▸ **The request**:
Transcribe the records below exactly as they appear.

---------- Given data

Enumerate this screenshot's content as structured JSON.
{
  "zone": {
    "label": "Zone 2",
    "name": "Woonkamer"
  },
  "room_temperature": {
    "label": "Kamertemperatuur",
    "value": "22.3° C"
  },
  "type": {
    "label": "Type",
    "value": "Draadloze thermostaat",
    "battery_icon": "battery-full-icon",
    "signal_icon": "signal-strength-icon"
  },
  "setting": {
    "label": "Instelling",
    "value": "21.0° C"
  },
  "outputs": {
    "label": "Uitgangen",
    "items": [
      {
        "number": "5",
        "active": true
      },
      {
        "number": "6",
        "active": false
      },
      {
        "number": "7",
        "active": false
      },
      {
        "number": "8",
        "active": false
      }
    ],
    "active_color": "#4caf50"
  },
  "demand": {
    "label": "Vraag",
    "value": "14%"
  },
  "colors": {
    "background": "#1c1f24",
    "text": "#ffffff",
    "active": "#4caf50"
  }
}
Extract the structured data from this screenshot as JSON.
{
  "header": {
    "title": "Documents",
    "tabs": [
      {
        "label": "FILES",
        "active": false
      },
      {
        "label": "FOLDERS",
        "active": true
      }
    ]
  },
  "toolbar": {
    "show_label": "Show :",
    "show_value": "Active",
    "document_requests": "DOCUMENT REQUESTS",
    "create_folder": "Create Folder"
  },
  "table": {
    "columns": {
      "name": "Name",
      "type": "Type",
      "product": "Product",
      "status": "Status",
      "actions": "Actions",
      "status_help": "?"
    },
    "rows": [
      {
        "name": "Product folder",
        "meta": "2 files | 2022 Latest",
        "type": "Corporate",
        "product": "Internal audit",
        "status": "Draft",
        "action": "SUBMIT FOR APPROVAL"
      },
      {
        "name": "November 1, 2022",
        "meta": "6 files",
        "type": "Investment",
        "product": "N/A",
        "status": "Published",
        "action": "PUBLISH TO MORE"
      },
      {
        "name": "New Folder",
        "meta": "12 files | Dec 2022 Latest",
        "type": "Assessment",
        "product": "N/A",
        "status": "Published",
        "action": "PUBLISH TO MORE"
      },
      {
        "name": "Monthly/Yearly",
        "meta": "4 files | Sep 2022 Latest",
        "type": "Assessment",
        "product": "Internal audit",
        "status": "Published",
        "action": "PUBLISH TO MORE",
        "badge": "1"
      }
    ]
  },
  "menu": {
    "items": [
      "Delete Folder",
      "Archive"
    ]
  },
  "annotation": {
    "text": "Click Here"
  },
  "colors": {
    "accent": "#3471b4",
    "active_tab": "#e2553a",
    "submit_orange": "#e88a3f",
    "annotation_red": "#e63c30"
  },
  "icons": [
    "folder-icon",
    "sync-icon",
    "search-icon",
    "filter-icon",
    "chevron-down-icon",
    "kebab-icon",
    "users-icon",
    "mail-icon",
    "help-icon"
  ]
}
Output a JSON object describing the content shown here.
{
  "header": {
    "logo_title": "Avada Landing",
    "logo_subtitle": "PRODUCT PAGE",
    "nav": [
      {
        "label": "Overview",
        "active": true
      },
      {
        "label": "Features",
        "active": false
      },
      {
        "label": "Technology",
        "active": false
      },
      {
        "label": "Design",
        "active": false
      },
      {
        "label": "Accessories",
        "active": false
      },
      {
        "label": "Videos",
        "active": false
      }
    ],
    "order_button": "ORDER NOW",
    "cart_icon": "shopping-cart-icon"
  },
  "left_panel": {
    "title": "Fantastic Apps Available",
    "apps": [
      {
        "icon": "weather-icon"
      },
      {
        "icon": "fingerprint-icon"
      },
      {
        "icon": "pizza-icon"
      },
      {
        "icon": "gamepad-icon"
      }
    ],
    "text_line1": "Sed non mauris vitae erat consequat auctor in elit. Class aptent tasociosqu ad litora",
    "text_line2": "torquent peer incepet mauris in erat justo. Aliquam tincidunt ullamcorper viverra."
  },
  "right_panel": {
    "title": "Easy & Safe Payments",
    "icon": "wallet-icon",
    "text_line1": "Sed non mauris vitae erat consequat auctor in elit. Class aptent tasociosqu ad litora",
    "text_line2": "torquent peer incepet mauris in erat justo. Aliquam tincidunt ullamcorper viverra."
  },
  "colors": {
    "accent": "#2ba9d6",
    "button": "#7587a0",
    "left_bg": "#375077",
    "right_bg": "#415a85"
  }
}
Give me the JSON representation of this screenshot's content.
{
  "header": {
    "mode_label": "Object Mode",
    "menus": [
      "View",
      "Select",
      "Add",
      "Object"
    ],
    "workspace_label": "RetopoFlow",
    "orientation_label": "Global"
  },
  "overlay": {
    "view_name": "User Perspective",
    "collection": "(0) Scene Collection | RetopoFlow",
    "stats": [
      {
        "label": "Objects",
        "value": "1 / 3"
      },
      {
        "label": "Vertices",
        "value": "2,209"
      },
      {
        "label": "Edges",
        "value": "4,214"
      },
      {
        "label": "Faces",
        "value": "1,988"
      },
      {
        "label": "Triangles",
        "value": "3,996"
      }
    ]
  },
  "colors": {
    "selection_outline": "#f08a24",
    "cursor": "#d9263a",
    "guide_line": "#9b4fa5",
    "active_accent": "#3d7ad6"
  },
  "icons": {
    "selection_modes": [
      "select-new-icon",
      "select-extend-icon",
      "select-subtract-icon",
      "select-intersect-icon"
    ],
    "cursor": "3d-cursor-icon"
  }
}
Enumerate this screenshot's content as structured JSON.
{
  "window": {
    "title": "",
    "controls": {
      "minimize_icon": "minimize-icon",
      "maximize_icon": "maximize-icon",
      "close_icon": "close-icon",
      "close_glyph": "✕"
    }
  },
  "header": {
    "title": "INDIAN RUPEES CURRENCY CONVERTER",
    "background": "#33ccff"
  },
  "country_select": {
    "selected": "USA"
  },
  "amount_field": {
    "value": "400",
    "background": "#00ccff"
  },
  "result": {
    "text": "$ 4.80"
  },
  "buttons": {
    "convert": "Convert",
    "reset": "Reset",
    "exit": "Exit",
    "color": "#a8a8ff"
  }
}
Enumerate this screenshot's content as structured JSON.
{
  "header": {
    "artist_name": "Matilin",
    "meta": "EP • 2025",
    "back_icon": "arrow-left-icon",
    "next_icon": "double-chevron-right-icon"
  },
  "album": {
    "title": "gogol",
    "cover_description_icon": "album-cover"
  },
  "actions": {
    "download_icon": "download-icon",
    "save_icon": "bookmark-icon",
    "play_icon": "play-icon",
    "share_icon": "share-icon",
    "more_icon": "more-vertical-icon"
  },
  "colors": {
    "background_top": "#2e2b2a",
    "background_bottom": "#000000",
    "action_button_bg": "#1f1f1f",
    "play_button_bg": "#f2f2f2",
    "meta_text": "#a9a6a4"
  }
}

--------------------

▸ **In response**:
Enumerate this screenshot's content as structured JSON.
{
  "zone": {
    "label": "Zone 2",
    "name": "Woonkamer"
  },
  "room_temperature": {
    "label": "Kamertemperatuur",
    "value": "22.3° C"
  },
  "type": {
    "label": "Type",
    "value": "Draadloze thermostaat",
    "battery_icon": "battery-full-icon",
    "signal_icon": "signal-strength-icon"
  },
  "setting": {
    "label": "Instelling",
    "value": "21.0° C"
  },
  "outputs": {
    "label": "Uitgangen",
    "items": [
      {
        "number": "5",
        "active": true
      },
      {
        "number": "6",
        "active": false
      },
      {
        "number": "7",
        "active": false
      },
      {
        "number": "8",
        "active": false
      }
    ],
    "active_color": "#4caf50"
  },
  "demand": {
    "label": "Vraag",
    "value": "14%"
  },
  "colors": {
    "background": "#1c1f24",
    "text": "#ffffff",
    "active": "#4caf50"
  }
}
Extract the structured data from this screenshot as JSON.
{
  "header": {
    "title": "Documents",
    "tabs": [
      {
        "label": "FILES",
        "active": false
      },
      {
        "label": "FOLDERS",
        "active": true
      }
    ]
  },
  "toolbar": {
    "show_label": "Show :",
    "show_value": "Active",
    "document_requests": "DOCUMENT REQUESTS",
    "create_folder": "Create Folder"
  },
  "table": {
    "columns": {
      "name": "Name",
      "type": "Type",
      "product": "Product",
      "status": "Status",
      "actions": "Actions",
      "status_help": "?"
    },
    "rows": [
      {
        "name": "Product folder",
        "meta": "2 files | 2022 Latest",
        "type": "Corporate",
        "product": "Internal audit",
        "status": "Draft",
        "action": "SUBMIT FOR APPROVAL"
      },
      {
        "name": "November 1, 2022",
        "meta": "6 files",
        "type": "Investment",
        "product": "N/A",
        "status": "Published",
        "action": "PUBLISH TO MORE"
      },
      {
        "name": "New Folder",
        "meta": "12 files | Dec 2022 Latest",
        "type": "Assessment",
        "product": "N/A",
        "status": "Published",
        "action": "PUBLISH TO MORE"
      },
      {
        "name": "Monthly/Yearly",
        "meta": "4 files | Sep 2022 Latest",
        "type": "Assessment",
        "product": "Internal audit",
        "status": "Published",
        "action": "PUBLISH TO MORE",
        "badge": "1"
      }
    ]
  },
  "menu": {
    "items": [
      "Delete Folder",
      "Archive"
    ]
  },
  "annotation": {
    "text": "Click Here"
  },
  "colors": {
    "accent": "#3471b4",
    "active_tab": "#e2553a",
    "submit_orange": "#e88a3f",
    "annotation_red": "#e63c30"
  },
  "icons": [
    "folder-icon",
    "sync-icon",
    "search-icon",
    "filter-icon",
    "chevron-down-icon",
    "kebab-icon",
    "users-icon",
    "mail-icon",
    "help-icon"
  ]
}
Output a JSON object describing the content shown here.
{
  "header": {
    "logo_title": "Avada Landing",
    "logo_subtitle": "PRODUCT PAGE",
    "nav": [
      {
        "label": "Overview",
        "active": true
      },
      {
        "label": "Features",
        "active": false
      },
      {
        "label": "Technology",
        "active": false
      },
      {
        "label": "Design",
        "active": false
      },
      {
        "label": "Accessories",
        "active": false
      },
      {
        "label": "Videos",
        "active": false
      }
    ],
    "order_button": "ORDER NOW",
    "cart_icon": "shopping-cart-icon"
  },
  "left_panel": {
    "title": "Fantastic Apps Available",
    "apps": [
      {
        "icon": "weather-icon"
      },
      {
        "icon": "fingerprint-icon"
      },
      {
        "icon": "pizza-icon"
      },
      {
        "icon": "gamepad-icon"
      }
    ],
    "text_line1": "Sed non mauris vitae erat consequat auctor in elit. Class aptent tasociosqu ad litora",
    "text_line2": "torquent peer incepet mauris in erat justo. Aliquam tincidunt ullamcorper viverra."
  },
  "right_panel": {
    "title": "Easy & Safe Payments",
    "icon": "wallet-icon",
    "text_line1": "Sed non mauris vitae erat consequat auctor in elit. Class aptent tasociosqu ad litora",
    "text_line2": "torquent peer incepet mauris in erat justo. Aliquam tincidunt ullamcorper viverra."
  },
  "colors": {
    "accent": "#2ba9d6",
    "button": "#7587a0",
    "left_bg": "#375077",
    "right_bg": "#415a85"
  }
}
Give me the JSON representation of this screenshot's content.
{
  "header": {
    "mode_label": "Object Mode",
    "menus": [
      "View",
      "Select",
      "Add",
      "Object"
    ],
    "workspace_label": "RetopoFlow",
    "orientation_label": "Global"
  },
  "overlay": {
    "view_name": "User Perspective",
    "collection": "(0) Scene Collection | RetopoFlow",
    "stats": [
      {
        "label": "Objects",
        "value": "1 / 3"
      },
      {
        "label": "Vertices",
        "value": "2,209"
      },
      {
        "label": "Edges",
        "value": "4,214"
      },
      {
        "label": "Faces",
        "value": "1,988"
      },
      {
        "label": "Triangles",
        "value": "3,996"
      }
    ]
  },
  "colors": {
    "selection_outline": "#f08a24",
    "cursor": "#d9263a",
    "guide_line": "#9b4fa5",
    "active_accent": "#3d7ad6"
  },
  "icons": {
    "selection_modes": [
      "select-new-icon",
      "select-extend-icon",
      "select-subtract-icon",
      "select-intersect-icon"
    ],
    "cursor": "3d-cursor-icon"
  }
}
Enumerate this screenshot's content as structured JSON.
{
  "window": {
    "title": "",
    "controls": {
      "minimize_icon": "minimize-icon",
      "maximize_icon": "maximize-icon",
      "close_icon": "close-icon",
      "close_glyph": "✕"
    }
  },
  "header": {
    "title": "INDIAN RUPEES CURRENCY CONVERTER",
    "background": "#33ccff"
  },
  "country_select": {
    "selected": "USA"
  },
  "amount_field": {
    "value": "400",
    "background": "#00ccff"
  },
  "result": {
    "text": "$ 4.80"
  },
  "buttons": {
    "convert": "Convert",
    "reset": "Reset",
    "exit": "Exit",
    "color": "#a8a8ff"
  }
}
Enumerate this screenshot's content as structured JSON.
{
  "header": {
    "artist_name": "Matilin",
    "meta": "EP • 2025",
    "back_icon": "arrow-left-icon",
    "next_icon": "double-chevron-right-icon"
  },
  "album": {
    "title": "gogol",
    "cover_description_icon": "album-cover"
  },
  "actions": {
    "download_icon": "download-icon",
    "save_icon": "bookmark-icon",
    "play_icon": "play-icon",
    "share_icon": "share-icon",
    "more_icon": "more-vertical-icon"
  },
  "colors": {
    "background_top": "#2e2b2a",
    "background_bottom": "#000000",
    "action_button_bg": "#1f1f1f",
    "play_button_bg": "#f2f2f2",
    "meta_text": "#a9a6a4"
  }
}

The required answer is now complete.